(Items from a data source)
# # # # #

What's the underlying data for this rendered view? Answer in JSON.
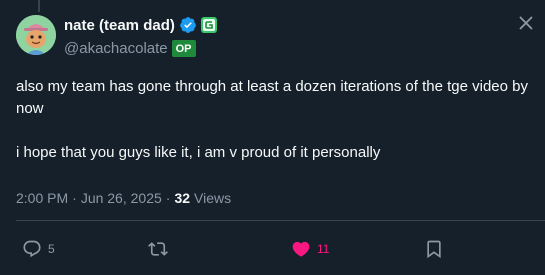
{
  "tweet": {
    "author": {
      "display_name": "nate (team dad)",
      "handle": "@akachacolate",
      "op_badge": "OP",
      "avatar_icon": "frog-avatar-icon",
      "verified": true
    },
    "paragraphs": [
      "also my team has gone through at least a dozen iterations of the tge video by now",
      "i hope that you guys like it, i am v proud of it personally"
    ],
    "meta": {
      "time": "2:00 PM",
      "date": "Jun 26, 2025",
      "separator": "·",
      "views_count": "32",
      "views_label": "Views"
    },
    "actions": {
      "replies": "5",
      "reposts": "",
      "likes": "11",
      "liked": true
    }
  },
  "colors": {
    "background": "#15202b",
    "text": "#f7f9f9",
    "muted": "#8b98a5",
    "verified": "#1d9bf0",
    "like": "#f91880",
    "op_badge": "#1f8a3b"
  }
}
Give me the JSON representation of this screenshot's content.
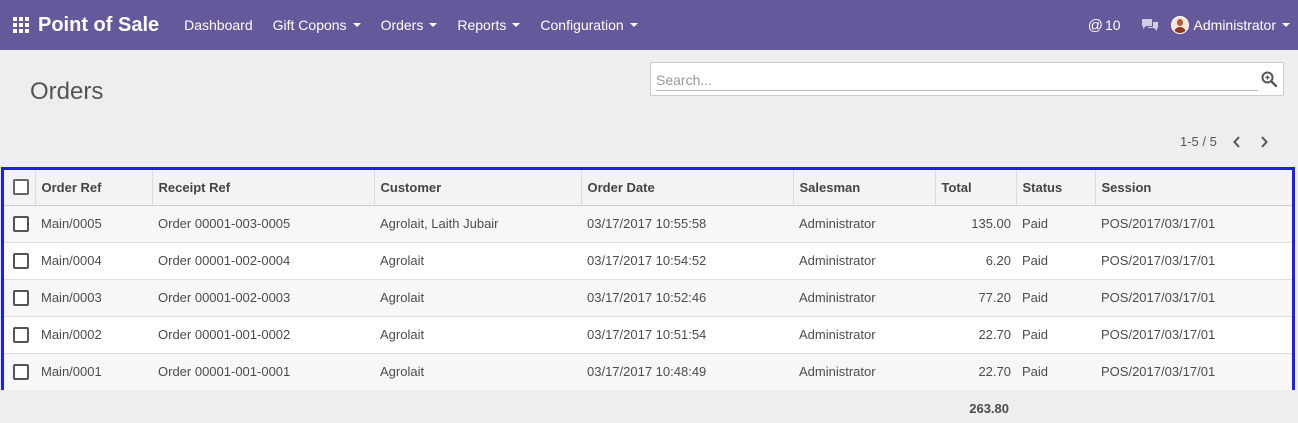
{
  "topbar": {
    "brand": "Point of Sale",
    "nav": [
      {
        "label": "Dashboard",
        "dropdown": false
      },
      {
        "label": "Gift Copons",
        "dropdown": true
      },
      {
        "label": "Orders",
        "dropdown": true
      },
      {
        "label": "Reports",
        "dropdown": true
      },
      {
        "label": "Configuration",
        "dropdown": true
      }
    ],
    "mentions": "10",
    "user": "Administrator",
    "accent_color": "#65599b"
  },
  "page": {
    "title": "Orders"
  },
  "search": {
    "placeholder": "Search..."
  },
  "pager": {
    "value": "1-5 / 5"
  },
  "table": {
    "columns": [
      "Order Ref",
      "Receipt Ref",
      "Customer",
      "Order Date",
      "Salesman",
      "Total",
      "Status",
      "Session"
    ],
    "rows": [
      [
        "Main/0005",
        "Order 00001-003-0005",
        "Agrolait, Laith Jubair",
        "03/17/2017 10:55:58",
        "Administrator",
        "135.00",
        "Paid",
        "POS/2017/03/17/01"
      ],
      [
        "Main/0004",
        "Order 00001-002-0004",
        "Agrolait",
        "03/17/2017 10:54:52",
        "Administrator",
        "6.20",
        "Paid",
        "POS/2017/03/17/01"
      ],
      [
        "Main/0003",
        "Order 00001-002-0003",
        "Agrolait",
        "03/17/2017 10:52:46",
        "Administrator",
        "77.20",
        "Paid",
        "POS/2017/03/17/01"
      ],
      [
        "Main/0002",
        "Order 00001-001-0002",
        "Agrolait",
        "03/17/2017 10:51:54",
        "Administrator",
        "22.70",
        "Paid",
        "POS/2017/03/17/01"
      ],
      [
        "Main/0001",
        "Order 00001-001-0001",
        "Agrolait",
        "03/17/2017 10:48:49",
        "Administrator",
        "22.70",
        "Paid",
        "POS/2017/03/17/01"
      ]
    ],
    "total_sum": "263.80"
  }
}
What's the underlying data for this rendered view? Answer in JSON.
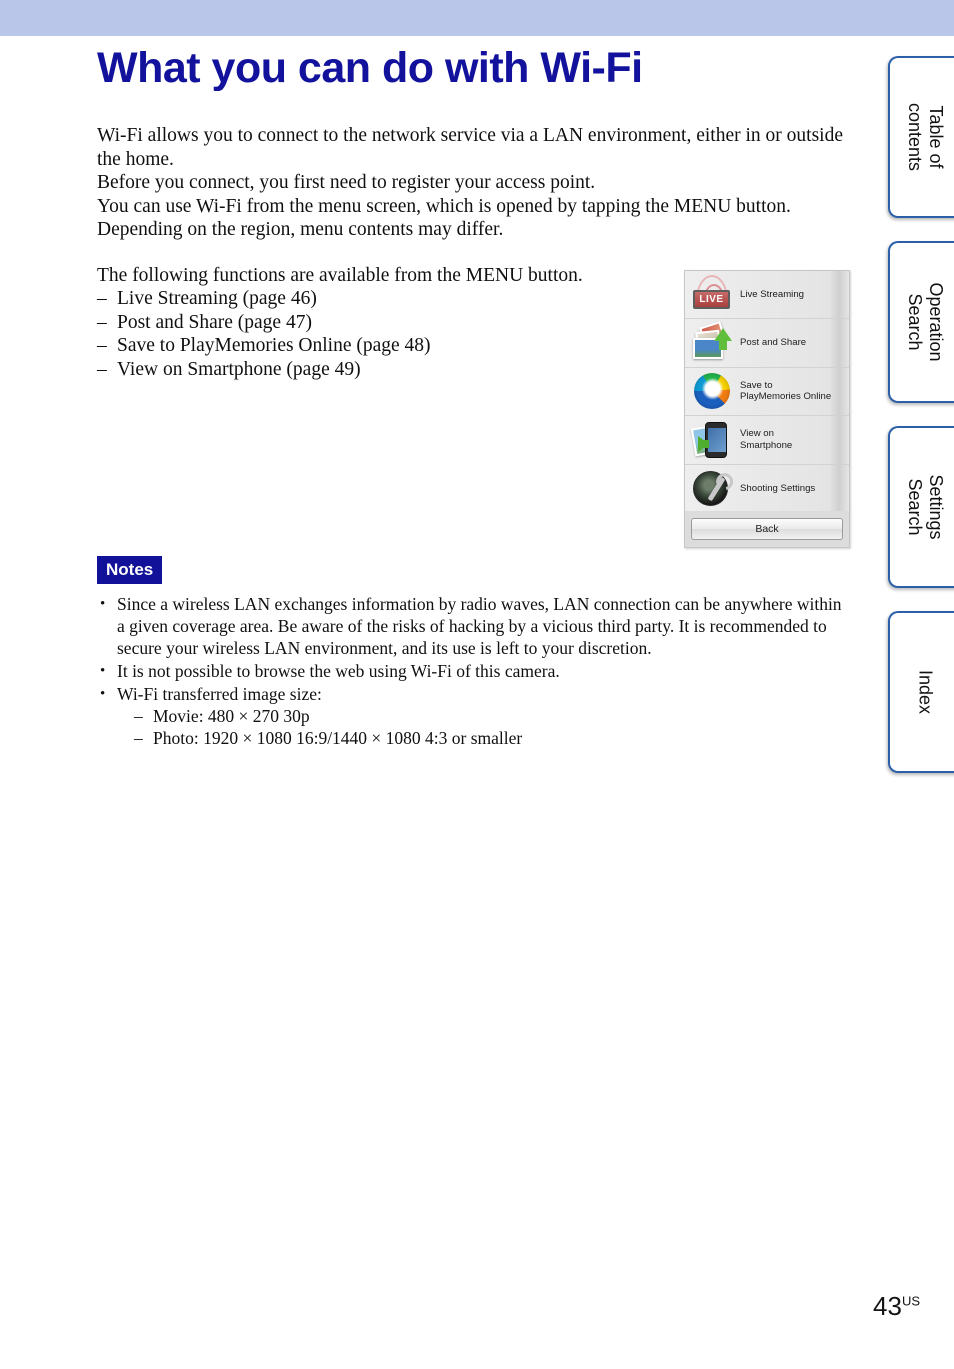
{
  "banner": {
    "color": "#b9c6ea"
  },
  "header": {
    "title": "What you can do with Wi-Fi",
    "title_color": "#12129c"
  },
  "body": {
    "intro_lines": [
      "Wi-Fi allows you to connect to the network service via a LAN environment, either in or outside the home.",
      "Before you connect, you first need to register your access point.",
      "You can use Wi-Fi from the menu screen, which is opened by tapping the MENU button.",
      "Depending on the region, menu contents may differ."
    ],
    "functions_intro": "The following functions are available from the MENU button.",
    "functions": [
      "Live Streaming (page 46)",
      "Post and Share (page 47)",
      "Save to PlayMemories Online (page 48)",
      "View on Smartphone (page 49)"
    ]
  },
  "notes": {
    "badge": "Notes",
    "badge_bg": "#11119a",
    "items": [
      "Since a wireless LAN exchanges information by radio waves, LAN connection can be anywhere within a given coverage area. Be aware of the risks of hacking by a vicious third party. It is recommended to secure your wireless LAN environment, and its use is left to your discretion.",
      "It is not possible to browse the web using Wi-Fi of this camera.",
      "Wi-Fi transferred image size:"
    ],
    "sub_items": [
      "Movie: 480 × 270 30p",
      "Photo: 1920 × 1080 16:9/1440 × 1080 4:3 or smaller"
    ]
  },
  "camera_menu": {
    "rows": [
      {
        "label": "Live Streaming",
        "icon": "live-streaming-icon"
      },
      {
        "label": "Post and Share",
        "icon": "post-and-share-icon"
      },
      {
        "label": "Save to\nPlayMemories Online",
        "icon": "playmemories-online-icon"
      },
      {
        "label": "View on\nSmartphone",
        "icon": "view-on-smartphone-icon"
      },
      {
        "label": "Shooting Settings",
        "icon": "shooting-settings-icon"
      }
    ],
    "back_label": "Back"
  },
  "side_tabs": [
    {
      "label": "Table of\ncontents"
    },
    {
      "label": "Operation\nSearch"
    },
    {
      "label": "Settings\nSearch"
    },
    {
      "label": "Index"
    }
  ],
  "footer": {
    "page_number": "43",
    "page_suffix": "US"
  }
}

# # # # #

# What needs to be done
Only the number is needed here: how many lines of the records contain "functions"?

# Worked answer
2